-------- Data extract --------

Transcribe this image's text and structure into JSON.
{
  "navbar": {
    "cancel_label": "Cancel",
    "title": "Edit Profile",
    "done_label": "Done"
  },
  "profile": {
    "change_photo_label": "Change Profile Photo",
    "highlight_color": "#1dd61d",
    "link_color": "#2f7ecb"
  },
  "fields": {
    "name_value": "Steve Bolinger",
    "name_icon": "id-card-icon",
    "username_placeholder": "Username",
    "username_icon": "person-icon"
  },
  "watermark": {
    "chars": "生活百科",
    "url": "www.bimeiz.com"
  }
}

--------

> **Task statement**: Retype the data exactly as given.

> **Exercise response**:
Transcribe this image's text and structure into JSON.
{
  "navbar": {
    "cancel_label": "Cancel",
    "title": "Edit Profile",
    "done_label": "Done"
  },
  "profile": {
    "change_photo_label": "Change Profile Photo",
    "highlight_color": "#1dd61d",
    "link_color": "#2f7ecb"
  },
  "fields": {
    "name_value": "Steve Bolinger",
    "name_icon": "id-card-icon",
    "username_placeholder": "Username",
    "username_icon": "person-icon"
  },
  "watermark": {
    "chars": "生活百科",
    "url": "www.bimeiz.com"
  }
}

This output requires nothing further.